__Problem requirements__. Every entry must be copied word for word.

__Collected data entries__.
.....

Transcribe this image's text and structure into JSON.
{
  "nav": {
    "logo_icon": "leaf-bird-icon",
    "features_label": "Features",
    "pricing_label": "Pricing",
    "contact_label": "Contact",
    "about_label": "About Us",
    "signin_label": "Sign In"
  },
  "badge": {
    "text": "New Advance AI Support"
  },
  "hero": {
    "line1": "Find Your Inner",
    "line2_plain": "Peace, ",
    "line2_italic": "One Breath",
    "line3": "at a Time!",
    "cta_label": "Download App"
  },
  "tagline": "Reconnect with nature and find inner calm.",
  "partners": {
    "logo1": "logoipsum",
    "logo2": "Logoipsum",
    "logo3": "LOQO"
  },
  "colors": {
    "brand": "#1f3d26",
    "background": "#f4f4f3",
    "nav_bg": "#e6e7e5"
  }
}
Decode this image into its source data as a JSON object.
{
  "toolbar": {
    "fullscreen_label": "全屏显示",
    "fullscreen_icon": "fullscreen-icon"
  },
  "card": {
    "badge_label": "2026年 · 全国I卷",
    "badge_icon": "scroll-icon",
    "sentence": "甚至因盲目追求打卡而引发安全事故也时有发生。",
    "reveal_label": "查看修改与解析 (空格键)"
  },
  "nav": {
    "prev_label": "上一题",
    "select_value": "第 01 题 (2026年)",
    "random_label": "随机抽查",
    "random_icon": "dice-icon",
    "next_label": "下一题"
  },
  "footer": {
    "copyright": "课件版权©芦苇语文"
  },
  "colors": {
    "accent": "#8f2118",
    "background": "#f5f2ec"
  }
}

.....

__Solution to the problem__.
Transcribe this image's text and structure into JSON.
{
  "nav": {
    "logo_icon": "leaf-bird-icon",
    "features_label": "Features",
    "pricing_label": "Pricing",
    "contact_label": "Contact",
    "about_label": "About Us",
    "signin_label": "Sign In"
  },
  "badge": {
    "text": "New Advance AI Support"
  },
  "hero": {
    "line1": "Find Your Inner",
    "line2_plain": "Peace, ",
    "line2_italic": "One Breath",
    "line3": "at a Time!",
    "cta_label": "Download App"
  },
  "tagline": "Reconnect with nature and find inner calm.",
  "partners": {
    "logo1": "logoipsum",
    "logo2": "Logoipsum",
    "logo3": "LOQO"
  },
  "colors": {
    "brand": "#1f3d26",
    "background": "#f4f4f3",
    "nav_bg": "#e6e7e5"
  }
}
Decode this image into its source data as a JSON object.
{
  "toolbar": {
    "fullscreen_label": "全屏显示",
    "fullscreen_icon": "fullscreen-icon"
  },
  "card": {
    "badge_label": "2026年 · 全国I卷",
    "badge_icon": "scroll-icon",
    "sentence": "甚至因盲目追求打卡而引发安全事故也时有发生。",
    "reveal_label": "查看修改与解析 (空格键)"
  },
  "nav": {
    "prev_label": "上一题",
    "select_value": "第 01 题 (2026年)",
    "random_label": "随机抽查",
    "random_icon": "dice-icon",
    "next_label": "下一题"
  },
  "footer": {
    "copyright": "课件版权©芦苇语文"
  },
  "colors": {
    "accent": "#8f2118",
    "background": "#f5f2ec"
  }
}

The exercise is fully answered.